— Start of Dataset rows —
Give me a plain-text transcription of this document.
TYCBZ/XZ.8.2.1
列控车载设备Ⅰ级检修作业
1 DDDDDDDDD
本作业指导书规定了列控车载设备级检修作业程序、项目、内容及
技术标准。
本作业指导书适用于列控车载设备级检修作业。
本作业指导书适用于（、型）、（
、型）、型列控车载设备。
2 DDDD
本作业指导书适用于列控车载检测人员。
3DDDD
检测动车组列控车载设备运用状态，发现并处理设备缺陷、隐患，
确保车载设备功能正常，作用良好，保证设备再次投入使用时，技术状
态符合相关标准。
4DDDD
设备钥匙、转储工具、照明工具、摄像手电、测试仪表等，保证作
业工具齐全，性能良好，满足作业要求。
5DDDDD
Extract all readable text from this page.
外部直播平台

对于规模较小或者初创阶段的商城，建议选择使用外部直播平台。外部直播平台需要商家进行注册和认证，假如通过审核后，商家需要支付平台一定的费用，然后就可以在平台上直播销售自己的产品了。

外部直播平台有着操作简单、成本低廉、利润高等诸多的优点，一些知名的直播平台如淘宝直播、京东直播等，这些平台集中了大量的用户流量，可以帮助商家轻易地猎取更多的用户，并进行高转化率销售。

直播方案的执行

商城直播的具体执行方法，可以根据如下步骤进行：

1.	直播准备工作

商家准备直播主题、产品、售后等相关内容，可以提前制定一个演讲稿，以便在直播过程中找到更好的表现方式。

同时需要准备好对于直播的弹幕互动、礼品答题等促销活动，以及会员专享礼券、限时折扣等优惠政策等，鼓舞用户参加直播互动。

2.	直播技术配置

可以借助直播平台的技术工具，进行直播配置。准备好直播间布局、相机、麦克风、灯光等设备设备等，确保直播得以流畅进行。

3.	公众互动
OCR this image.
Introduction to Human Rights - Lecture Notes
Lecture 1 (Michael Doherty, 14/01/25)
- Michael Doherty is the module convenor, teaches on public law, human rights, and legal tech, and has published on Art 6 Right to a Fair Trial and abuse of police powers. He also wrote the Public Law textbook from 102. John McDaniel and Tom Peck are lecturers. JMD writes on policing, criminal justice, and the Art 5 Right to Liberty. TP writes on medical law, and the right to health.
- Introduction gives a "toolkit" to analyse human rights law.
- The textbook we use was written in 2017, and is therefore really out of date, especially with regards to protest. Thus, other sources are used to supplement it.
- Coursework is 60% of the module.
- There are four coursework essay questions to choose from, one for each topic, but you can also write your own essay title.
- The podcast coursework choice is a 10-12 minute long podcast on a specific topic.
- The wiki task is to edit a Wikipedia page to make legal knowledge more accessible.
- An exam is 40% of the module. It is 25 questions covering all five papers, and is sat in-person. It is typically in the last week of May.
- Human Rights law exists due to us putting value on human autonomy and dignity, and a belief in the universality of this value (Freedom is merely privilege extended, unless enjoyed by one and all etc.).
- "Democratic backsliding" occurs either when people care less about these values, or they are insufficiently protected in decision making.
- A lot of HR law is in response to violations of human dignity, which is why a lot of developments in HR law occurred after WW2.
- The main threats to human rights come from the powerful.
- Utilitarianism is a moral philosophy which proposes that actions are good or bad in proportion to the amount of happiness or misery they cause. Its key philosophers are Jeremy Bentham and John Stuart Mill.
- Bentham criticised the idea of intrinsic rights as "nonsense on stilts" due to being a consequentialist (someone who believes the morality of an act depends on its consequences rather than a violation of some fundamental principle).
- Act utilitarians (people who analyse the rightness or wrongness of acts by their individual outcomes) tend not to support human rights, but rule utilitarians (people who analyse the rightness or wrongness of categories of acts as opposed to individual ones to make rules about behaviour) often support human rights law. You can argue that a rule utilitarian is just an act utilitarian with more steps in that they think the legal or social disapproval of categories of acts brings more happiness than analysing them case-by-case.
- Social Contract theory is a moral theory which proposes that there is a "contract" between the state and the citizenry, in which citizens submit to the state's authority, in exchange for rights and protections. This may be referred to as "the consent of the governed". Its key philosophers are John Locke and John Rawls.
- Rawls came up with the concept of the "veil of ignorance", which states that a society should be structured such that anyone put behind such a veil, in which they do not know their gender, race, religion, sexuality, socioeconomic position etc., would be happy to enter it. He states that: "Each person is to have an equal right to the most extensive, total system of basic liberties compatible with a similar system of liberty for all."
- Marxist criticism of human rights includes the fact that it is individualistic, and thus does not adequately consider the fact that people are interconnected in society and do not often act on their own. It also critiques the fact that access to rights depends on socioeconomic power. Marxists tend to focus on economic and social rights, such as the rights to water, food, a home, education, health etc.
— End of Dataset rows —
**What this task involves**. Please reproduce the entire listing, exactly as shown.

**Written solution**.
Give me a plain-text transcription of this document.
TYCBZ/XZ.8.2.1
列控车载设备Ⅰ级检修作业
1 DDDDDDDDD
本作业指导书规定了列控车载设备级检修作业程序、项目、内容及
技术标准。
本作业指导书适用于列控车载设备级检修作业。
本作业指导书适用于（、型）、（
、型）、型列控车载设备。
2 DDDD
本作业指导书适用于列控车载检测人员。
3DDDD
检测动车组列控车载设备运用状态，发现并处理设备缺陷、隐患，
确保车载设备功能正常，作用良好，保证设备再次投入使用时，技术状
态符合相关标准。
4DDDD
设备钥匙、转储工具、照明工具、摄像手电、测试仪表等，保证作
业工具齐全，性能良好，满足作业要求。
5DDDDD
Extract all readable text from this page.
外部直播平台

对于规模较小或者初创阶段的商城，建议选择使用外部直播平台。外部直播平台需要商家进行注册和认证，假如通过审核后，商家需要支付平台一定的费用，然后就可以在平台上直播销售自己的产品了。

外部直播平台有着操作简单、成本低廉、利润高等诸多的优点，一些知名的直播平台如淘宝直播、京东直播等，这些平台集中了大量的用户流量，可以帮助商家轻易地猎取更多的用户，并进行高转化率销售。

直播方案的执行

商城直播的具体执行方法，可以根据如下步骤进行：

1.	直播准备工作

商家准备直播主题、产品、售后等相关内容，可以提前制定一个演讲稿，以便在直播过程中找到更好的表现方式。

同时需要准备好对于直播的弹幕互动、礼品答题等促销活动，以及会员专享礼券、限时折扣等优惠政策等，鼓舞用户参加直播互动。

2.	直播技术配置

可以借助直播平台的技术工具，进行直播配置。准备好直播间布局、相机、麦克风、灯光等设备设备等，确保直播得以流畅进行。

3.	公众互动
OCR this image.
Introduction to Human Rights - Lecture Notes
Lecture 1 (Michael Doherty, 14/01/25)
- Michael Doherty is the module convenor, teaches on public law, human rights, and legal tech, and has published on Art 6 Right to a Fair Trial and abuse of police powers. He also wrote the Public Law textbook from 102. John McDaniel and Tom Peck are lecturers. JMD writes on policing, criminal justice, and the Art 5 Right to Liberty. TP writes on medical law, and the right to health.
- Introduction gives a "toolkit" to analyse human rights law.
- The textbook we use was written in 2017, and is therefore really out of date, especially with regards to protest. Thus, other sources are used to supplement it.
- Coursework is 60% of the module.
- There are four coursework essay questions to choose from, one for each topic, but you can also write your own essay title.
- The podcast coursework choice is a 10-12 minute long podcast on a specific topic.
- The wiki task is to edit a Wikipedia page to make legal knowledge more accessible.
- An exam is 40% of the module. It is 25 questions covering all five papers, and is sat in-person. It is typically in the last week of May.
- Human Rights law exists due to us putting value on human autonomy and dignity, and a belief in the universality of this value (Freedom is merely privilege extended, unless enjoyed by one and all etc.).
- "Democratic backsliding" occurs either when people care less about these values, or they are insufficiently protected in decision making.
- A lot of HR law is in response to violations of human dignity, which is why a lot of developments in HR law occurred after WW2.
- The main threats to human rights come from the powerful.
- Utilitarianism is a moral philosophy which proposes that actions are good or bad in proportion to the amount of happiness or misery they cause. Its key philosophers are Jeremy Bentham and John Stuart Mill.
- Bentham criticised the idea of intrinsic rights as "nonsense on stilts" due to being a consequentialist (someone who believes the morality of an act depends on its consequences rather than a violation of some fundamental principle).
- Act utilitarians (people who analyse the rightness or wrongness of acts by their individual outcomes) tend not to support human rights, but rule utilitarians (people who analyse the rightness or wrongness of categories of acts as opposed to individual ones to make rules about behaviour) often support human rights law. You can argue that a rule utilitarian is just an act utilitarian with more steps in that they think the legal or social disapproval of categories of acts brings more happiness than analysing them case-by-case.
- Social Contract theory is a moral theory which proposes that there is a "contract" between the state and the citizenry, in which citizens submit to the state's authority, in exchange for rights and protections. This may be referred to as "the consent of the governed". Its key philosophers are John Locke and John Rawls.
- Rawls came up with the concept of the "veil of ignorance", which states that a society should be structured such that anyone put behind such a veil, in which they do not know their gender, race, religion, sexuality, socioeconomic position etc., would be happy to enter it. He states that: "Each person is to have an equal right to the most extensive, total system of basic liberties compatible with a similar system of liberty for all."
- Marxist criticism of human rights includes the fact that it is individualistic, and thus does not adequately consider the fact that people are interconnected in society and do not often act on their own. It also critiques the fact that access to rights depends on socioeconomic power. Marxists tend to focus on economic and social rights, such as the rights to water, food, a home, education, health etc.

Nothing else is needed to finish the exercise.